▶ [REQUIREMENT]:
From the listing below, extract every line containing "Site".

# START OF MATERIAL SUPPLIED

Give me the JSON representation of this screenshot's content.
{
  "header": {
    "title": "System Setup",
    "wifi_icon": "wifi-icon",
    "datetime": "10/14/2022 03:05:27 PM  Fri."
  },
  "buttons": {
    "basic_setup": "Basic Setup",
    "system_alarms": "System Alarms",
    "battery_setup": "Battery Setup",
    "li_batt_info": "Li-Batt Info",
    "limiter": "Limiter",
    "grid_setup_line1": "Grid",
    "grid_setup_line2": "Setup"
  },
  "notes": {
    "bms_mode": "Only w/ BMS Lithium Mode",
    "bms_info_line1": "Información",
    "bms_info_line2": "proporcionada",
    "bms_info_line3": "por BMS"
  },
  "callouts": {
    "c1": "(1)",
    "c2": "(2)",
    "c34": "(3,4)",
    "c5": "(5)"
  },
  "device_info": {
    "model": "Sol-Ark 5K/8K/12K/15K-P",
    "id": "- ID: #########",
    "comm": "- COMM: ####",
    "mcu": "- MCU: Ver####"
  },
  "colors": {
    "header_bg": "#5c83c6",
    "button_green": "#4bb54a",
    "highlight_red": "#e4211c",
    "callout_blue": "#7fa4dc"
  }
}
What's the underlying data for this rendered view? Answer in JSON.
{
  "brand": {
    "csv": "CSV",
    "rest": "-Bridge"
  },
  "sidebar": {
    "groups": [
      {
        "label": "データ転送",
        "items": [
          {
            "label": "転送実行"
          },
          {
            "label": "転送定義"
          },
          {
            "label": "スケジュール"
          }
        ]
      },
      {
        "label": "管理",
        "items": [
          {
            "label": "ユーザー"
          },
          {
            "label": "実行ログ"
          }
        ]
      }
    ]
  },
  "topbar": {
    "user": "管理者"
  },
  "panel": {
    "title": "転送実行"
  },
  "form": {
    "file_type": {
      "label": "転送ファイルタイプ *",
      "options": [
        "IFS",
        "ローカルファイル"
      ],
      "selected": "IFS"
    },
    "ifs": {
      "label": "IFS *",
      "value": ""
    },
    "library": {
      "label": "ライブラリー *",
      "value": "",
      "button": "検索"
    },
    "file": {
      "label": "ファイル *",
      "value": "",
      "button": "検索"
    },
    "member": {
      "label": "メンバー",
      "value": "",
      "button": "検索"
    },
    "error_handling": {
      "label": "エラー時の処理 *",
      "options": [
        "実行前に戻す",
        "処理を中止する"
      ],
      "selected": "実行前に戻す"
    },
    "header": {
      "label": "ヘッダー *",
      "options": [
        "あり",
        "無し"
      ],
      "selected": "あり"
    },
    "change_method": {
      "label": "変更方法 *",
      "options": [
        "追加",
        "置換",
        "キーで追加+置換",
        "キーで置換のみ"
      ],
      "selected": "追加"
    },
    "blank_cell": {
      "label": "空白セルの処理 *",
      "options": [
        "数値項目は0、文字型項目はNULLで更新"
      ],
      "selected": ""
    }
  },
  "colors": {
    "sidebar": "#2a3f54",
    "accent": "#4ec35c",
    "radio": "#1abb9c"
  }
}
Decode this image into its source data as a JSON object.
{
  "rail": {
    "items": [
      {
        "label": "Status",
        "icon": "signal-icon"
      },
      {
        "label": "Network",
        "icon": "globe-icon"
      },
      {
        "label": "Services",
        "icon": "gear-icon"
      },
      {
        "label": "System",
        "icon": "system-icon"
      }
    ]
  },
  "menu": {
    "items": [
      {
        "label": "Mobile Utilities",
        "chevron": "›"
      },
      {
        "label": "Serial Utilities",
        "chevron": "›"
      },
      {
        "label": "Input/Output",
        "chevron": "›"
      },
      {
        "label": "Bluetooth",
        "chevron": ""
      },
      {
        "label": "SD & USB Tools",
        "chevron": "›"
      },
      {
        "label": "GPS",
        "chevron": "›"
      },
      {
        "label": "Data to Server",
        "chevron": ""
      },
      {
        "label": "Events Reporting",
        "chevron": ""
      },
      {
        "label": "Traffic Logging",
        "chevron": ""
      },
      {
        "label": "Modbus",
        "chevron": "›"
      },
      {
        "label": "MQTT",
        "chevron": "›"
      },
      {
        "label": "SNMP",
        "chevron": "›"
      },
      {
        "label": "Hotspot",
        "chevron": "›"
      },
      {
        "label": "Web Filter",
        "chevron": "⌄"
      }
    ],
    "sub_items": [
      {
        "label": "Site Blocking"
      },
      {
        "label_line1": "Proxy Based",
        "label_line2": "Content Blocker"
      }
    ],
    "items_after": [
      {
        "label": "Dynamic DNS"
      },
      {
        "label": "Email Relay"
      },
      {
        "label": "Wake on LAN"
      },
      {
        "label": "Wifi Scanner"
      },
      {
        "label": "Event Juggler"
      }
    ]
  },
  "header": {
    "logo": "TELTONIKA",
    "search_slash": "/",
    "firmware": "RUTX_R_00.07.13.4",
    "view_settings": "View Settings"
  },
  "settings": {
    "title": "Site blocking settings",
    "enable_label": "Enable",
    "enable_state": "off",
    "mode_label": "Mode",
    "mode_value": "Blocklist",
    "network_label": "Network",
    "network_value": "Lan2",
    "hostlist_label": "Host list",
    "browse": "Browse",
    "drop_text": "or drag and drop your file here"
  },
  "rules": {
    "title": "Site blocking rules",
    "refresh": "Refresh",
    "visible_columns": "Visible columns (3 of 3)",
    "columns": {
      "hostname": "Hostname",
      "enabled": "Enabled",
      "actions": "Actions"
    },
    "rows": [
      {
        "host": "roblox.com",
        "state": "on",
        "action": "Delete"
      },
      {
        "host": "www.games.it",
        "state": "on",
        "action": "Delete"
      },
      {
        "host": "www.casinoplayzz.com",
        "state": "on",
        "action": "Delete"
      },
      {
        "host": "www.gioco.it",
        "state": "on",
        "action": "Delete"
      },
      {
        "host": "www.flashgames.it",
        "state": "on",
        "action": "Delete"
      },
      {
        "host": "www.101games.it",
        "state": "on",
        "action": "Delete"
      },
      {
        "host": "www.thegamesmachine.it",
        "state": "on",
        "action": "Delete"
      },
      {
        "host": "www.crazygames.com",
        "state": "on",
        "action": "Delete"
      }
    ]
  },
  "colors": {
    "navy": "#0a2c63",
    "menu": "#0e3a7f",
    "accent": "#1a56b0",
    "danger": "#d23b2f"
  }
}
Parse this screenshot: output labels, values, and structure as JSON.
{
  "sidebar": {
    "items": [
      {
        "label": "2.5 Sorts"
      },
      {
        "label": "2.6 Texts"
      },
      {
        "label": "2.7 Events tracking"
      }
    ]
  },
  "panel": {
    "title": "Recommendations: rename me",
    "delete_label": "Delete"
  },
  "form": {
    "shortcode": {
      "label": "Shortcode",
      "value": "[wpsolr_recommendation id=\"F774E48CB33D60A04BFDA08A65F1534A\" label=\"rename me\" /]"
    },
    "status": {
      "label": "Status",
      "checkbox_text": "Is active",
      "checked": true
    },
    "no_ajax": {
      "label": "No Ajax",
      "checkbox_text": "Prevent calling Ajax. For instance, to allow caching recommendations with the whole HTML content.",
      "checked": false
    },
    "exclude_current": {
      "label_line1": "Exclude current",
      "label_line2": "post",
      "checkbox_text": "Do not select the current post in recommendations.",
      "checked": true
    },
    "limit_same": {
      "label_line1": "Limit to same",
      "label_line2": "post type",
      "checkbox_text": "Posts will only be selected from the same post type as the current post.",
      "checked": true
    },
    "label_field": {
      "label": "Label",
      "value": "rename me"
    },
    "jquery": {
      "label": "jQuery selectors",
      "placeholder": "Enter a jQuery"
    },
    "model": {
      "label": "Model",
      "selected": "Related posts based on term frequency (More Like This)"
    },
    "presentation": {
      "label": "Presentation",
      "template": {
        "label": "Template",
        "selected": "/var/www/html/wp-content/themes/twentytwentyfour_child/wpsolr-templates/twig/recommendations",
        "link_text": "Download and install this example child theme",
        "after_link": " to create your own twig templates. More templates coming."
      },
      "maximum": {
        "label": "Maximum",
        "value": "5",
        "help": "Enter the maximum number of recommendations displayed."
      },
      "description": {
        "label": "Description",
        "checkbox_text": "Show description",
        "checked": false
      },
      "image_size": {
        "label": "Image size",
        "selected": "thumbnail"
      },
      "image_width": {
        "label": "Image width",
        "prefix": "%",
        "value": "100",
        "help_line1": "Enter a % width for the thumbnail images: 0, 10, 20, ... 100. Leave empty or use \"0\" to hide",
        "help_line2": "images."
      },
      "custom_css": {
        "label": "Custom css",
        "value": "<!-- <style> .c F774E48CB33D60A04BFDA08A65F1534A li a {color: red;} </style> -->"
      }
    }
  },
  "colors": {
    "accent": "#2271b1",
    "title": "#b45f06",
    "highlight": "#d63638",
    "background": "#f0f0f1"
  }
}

# END OF MATERIAL SUPPLIED

▶ [COMPLETED TASK]:
        "label": "Site Blocking"
    "title": "Site blocking settings",
    "title": "Site blocking rules",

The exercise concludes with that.